*** LISTED RECORDS ***
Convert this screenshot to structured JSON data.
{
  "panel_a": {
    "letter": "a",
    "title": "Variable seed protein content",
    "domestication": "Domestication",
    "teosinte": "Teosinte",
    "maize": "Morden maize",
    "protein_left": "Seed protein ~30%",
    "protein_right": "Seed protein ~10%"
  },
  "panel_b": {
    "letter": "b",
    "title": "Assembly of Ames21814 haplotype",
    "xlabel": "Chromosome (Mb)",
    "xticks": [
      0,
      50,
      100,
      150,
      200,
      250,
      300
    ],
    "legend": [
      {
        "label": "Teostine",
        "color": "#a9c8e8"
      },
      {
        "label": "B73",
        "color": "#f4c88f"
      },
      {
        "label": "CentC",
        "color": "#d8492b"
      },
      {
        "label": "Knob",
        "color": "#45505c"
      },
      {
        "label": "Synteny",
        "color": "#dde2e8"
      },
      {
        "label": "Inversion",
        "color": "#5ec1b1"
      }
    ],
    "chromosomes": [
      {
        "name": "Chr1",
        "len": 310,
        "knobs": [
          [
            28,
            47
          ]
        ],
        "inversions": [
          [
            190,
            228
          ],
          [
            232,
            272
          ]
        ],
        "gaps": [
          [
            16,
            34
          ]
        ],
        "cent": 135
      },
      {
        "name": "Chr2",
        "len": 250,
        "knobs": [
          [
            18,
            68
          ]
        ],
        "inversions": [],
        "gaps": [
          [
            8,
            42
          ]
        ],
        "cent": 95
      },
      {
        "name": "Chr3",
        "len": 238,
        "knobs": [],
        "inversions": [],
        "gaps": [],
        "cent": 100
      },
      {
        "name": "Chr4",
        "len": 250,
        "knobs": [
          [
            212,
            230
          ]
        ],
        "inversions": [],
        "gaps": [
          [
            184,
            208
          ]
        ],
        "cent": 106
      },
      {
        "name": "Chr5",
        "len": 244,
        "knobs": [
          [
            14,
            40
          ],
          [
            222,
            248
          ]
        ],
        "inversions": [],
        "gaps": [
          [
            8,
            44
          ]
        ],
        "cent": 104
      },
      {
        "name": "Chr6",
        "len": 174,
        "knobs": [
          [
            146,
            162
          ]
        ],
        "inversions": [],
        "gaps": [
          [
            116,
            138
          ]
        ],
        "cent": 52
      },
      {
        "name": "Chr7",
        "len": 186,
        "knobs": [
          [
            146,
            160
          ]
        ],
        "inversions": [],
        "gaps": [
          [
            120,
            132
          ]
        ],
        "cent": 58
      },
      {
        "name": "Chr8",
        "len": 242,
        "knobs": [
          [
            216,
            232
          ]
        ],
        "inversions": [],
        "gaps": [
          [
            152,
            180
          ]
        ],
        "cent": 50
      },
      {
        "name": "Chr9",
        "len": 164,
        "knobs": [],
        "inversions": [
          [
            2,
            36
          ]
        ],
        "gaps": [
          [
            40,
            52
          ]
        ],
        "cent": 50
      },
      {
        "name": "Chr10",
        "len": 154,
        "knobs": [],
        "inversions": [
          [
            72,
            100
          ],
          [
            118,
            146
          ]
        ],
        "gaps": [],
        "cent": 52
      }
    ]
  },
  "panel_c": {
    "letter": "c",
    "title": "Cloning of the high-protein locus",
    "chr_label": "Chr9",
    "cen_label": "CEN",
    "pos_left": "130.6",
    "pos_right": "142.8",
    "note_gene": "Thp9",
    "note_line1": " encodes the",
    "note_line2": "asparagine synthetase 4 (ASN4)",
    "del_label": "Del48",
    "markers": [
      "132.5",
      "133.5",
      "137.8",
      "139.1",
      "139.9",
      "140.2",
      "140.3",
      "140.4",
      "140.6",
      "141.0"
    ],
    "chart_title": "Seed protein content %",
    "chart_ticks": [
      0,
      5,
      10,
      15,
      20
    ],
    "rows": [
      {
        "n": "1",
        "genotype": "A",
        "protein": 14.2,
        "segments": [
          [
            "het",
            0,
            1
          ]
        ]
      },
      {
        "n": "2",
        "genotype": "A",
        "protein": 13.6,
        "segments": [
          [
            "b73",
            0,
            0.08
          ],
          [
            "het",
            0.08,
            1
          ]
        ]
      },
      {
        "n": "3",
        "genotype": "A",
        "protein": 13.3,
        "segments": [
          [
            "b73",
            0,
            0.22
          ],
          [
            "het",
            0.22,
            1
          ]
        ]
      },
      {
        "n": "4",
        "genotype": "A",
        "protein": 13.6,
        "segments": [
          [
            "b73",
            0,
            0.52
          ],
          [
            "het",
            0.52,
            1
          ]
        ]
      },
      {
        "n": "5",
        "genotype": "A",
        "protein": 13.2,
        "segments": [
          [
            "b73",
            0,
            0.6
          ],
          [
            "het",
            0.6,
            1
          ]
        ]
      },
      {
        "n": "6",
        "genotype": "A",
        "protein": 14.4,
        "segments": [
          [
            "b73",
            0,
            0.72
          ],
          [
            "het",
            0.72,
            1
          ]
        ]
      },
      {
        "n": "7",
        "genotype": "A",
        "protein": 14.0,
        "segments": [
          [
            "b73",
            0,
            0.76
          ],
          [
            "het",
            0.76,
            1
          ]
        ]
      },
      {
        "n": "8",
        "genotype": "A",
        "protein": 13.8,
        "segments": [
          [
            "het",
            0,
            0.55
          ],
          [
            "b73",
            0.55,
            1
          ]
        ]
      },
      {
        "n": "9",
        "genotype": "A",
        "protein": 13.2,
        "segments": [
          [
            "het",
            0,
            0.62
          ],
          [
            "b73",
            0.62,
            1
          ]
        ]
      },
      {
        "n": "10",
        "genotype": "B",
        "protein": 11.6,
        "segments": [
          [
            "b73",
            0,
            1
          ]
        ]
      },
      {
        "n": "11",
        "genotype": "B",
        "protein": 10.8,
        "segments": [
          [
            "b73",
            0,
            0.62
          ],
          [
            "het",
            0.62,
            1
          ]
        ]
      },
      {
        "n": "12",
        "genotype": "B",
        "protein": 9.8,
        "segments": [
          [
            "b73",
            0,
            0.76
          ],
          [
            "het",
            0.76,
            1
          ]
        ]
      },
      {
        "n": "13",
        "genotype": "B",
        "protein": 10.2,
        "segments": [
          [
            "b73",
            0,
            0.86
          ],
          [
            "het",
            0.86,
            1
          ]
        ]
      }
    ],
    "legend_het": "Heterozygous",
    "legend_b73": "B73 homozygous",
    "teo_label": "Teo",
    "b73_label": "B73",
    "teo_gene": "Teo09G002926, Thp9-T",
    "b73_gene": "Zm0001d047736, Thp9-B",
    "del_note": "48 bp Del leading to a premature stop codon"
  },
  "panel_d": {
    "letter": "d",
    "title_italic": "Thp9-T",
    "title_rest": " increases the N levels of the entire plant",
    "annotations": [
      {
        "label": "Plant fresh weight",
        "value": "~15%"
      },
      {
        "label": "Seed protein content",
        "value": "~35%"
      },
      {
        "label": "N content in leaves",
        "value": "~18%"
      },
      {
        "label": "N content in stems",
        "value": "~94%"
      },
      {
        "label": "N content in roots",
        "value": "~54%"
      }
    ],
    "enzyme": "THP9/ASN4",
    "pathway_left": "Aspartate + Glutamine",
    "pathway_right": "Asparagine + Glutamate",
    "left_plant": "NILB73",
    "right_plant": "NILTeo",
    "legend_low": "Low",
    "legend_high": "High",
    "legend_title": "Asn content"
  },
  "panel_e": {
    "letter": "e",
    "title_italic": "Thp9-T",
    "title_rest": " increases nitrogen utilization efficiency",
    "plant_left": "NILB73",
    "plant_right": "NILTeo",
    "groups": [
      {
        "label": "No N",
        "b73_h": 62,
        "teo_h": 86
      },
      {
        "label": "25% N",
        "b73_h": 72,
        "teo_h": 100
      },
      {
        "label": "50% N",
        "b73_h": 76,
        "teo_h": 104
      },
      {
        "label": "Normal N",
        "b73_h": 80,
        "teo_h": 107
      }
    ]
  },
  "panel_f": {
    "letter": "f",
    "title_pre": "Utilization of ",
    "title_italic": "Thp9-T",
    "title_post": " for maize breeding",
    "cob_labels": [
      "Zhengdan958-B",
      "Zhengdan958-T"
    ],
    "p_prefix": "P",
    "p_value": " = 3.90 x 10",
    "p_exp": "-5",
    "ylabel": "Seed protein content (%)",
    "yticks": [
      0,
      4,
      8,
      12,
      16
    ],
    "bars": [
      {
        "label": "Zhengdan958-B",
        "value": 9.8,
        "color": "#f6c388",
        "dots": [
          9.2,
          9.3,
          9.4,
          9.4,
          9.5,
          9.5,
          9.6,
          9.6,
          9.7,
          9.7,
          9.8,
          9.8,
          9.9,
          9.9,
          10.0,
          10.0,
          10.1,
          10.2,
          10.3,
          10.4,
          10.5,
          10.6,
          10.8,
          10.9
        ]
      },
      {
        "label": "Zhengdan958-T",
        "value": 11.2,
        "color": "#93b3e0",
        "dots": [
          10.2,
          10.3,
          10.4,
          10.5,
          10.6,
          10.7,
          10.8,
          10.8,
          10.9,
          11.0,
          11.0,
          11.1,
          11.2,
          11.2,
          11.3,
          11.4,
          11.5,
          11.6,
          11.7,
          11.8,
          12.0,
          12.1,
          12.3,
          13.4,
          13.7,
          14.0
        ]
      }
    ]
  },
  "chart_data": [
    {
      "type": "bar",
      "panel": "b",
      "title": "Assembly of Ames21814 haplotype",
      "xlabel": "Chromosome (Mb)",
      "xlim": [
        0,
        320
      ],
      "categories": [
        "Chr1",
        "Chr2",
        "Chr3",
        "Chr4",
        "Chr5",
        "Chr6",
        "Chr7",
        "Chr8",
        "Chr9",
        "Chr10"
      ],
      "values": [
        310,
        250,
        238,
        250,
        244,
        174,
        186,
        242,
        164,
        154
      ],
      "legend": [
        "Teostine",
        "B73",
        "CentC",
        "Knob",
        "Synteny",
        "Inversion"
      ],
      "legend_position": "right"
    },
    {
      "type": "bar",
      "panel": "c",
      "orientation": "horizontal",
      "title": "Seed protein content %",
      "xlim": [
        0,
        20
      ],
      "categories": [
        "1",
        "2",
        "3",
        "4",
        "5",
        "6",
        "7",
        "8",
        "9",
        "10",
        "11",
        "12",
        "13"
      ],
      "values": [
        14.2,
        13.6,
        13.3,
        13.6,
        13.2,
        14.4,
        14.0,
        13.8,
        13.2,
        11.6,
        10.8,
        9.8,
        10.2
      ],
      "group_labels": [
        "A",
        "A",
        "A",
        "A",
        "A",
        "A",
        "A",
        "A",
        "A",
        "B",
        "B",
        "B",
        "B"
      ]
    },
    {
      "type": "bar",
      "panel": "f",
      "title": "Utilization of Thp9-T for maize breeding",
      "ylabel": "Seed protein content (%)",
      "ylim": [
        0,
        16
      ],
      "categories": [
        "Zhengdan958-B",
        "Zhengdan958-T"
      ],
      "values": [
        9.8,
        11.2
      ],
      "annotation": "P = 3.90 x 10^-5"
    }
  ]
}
***
*** LISTED RECORDS ***
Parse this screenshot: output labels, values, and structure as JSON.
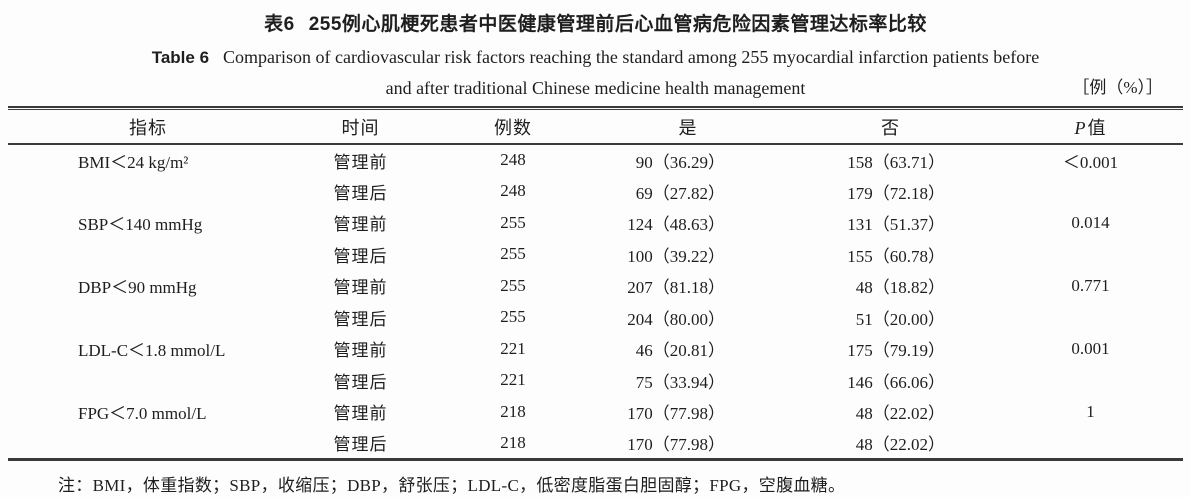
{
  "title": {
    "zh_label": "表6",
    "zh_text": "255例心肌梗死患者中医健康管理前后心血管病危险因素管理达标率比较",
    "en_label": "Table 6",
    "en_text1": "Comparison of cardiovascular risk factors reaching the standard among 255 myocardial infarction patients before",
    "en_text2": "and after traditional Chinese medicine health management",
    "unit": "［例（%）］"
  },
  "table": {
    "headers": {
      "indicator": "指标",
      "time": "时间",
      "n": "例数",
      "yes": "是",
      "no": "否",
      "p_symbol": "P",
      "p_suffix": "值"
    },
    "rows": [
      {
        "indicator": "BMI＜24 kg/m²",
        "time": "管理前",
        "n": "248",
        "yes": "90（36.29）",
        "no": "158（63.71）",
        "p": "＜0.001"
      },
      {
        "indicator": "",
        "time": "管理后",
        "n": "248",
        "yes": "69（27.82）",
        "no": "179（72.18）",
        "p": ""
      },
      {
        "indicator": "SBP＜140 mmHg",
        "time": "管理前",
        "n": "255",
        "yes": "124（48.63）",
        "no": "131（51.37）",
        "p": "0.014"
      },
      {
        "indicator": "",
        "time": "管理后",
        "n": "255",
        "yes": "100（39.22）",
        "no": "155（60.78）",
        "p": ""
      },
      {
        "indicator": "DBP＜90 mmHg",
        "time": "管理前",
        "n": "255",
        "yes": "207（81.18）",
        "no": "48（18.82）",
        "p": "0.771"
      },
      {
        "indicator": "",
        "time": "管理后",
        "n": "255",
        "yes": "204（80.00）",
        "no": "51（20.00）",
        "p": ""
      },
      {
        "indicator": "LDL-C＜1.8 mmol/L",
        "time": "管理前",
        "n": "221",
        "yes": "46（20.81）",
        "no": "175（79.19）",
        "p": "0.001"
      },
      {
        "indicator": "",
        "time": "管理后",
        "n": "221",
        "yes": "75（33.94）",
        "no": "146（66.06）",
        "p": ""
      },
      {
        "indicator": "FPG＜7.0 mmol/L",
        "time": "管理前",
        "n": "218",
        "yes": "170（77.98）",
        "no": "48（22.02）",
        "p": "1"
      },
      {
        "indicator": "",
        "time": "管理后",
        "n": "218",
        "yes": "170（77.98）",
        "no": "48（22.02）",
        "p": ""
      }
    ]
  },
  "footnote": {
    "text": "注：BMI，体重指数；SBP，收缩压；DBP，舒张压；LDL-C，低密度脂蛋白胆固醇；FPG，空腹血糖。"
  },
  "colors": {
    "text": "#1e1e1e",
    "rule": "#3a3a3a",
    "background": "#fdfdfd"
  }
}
***
*** LISTED RECORDS ***
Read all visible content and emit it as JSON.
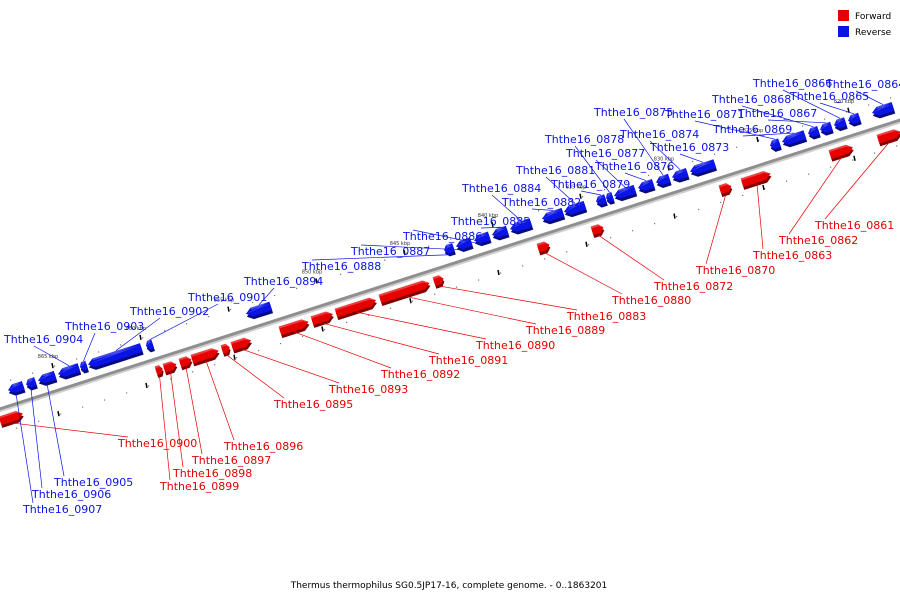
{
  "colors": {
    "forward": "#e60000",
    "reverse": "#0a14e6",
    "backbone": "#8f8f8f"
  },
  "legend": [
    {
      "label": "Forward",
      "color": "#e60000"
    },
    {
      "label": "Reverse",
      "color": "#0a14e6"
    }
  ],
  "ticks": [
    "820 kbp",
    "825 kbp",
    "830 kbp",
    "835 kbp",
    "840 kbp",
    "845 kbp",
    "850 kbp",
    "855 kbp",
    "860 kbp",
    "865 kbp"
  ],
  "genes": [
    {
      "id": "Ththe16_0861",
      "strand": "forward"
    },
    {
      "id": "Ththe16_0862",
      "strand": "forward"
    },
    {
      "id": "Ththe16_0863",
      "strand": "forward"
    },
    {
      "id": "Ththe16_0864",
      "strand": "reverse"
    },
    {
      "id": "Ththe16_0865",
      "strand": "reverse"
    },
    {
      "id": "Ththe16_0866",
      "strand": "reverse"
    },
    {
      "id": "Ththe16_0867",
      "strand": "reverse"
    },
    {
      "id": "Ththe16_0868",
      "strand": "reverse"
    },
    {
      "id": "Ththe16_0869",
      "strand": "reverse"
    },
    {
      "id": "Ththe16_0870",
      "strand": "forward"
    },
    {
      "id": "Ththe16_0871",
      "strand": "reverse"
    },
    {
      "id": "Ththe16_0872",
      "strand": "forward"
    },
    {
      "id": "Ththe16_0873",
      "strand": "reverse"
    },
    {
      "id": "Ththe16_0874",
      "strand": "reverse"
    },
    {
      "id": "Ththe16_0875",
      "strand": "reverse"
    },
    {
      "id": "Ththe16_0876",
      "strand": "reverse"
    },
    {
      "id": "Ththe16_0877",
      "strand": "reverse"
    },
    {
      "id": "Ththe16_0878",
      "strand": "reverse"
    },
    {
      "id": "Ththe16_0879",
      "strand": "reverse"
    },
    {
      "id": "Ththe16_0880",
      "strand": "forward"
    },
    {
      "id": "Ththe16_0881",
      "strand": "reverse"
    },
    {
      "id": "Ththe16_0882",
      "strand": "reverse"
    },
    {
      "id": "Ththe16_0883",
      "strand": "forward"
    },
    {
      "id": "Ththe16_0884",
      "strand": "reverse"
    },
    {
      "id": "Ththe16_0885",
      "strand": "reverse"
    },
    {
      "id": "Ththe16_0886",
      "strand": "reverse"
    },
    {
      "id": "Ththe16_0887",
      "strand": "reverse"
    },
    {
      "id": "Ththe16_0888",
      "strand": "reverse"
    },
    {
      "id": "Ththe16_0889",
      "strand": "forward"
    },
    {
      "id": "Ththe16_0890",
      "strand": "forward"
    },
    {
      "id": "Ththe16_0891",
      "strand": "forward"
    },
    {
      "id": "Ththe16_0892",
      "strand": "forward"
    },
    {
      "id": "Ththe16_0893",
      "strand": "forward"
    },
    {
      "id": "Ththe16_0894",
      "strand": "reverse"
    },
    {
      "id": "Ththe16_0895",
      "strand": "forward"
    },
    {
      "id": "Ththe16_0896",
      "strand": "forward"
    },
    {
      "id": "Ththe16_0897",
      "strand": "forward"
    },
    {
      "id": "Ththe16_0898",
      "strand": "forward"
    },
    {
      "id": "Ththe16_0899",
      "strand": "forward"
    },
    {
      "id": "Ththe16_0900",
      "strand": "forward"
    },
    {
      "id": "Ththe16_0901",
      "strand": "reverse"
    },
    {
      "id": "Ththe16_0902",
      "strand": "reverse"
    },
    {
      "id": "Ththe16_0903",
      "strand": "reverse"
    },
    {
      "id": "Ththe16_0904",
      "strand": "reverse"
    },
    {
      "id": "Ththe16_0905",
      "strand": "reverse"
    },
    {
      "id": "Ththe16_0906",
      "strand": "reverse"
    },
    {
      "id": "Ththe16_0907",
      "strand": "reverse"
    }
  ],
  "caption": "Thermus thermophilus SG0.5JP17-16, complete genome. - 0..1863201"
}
***
● **TASK DIRECTIONS**
Select and copy each line from the data that includes the word "this".

● **TASK ANSWER**
Convert this screenshot to structured JSON data.
Parse this screenshot: output labels, values, and structure as JSON.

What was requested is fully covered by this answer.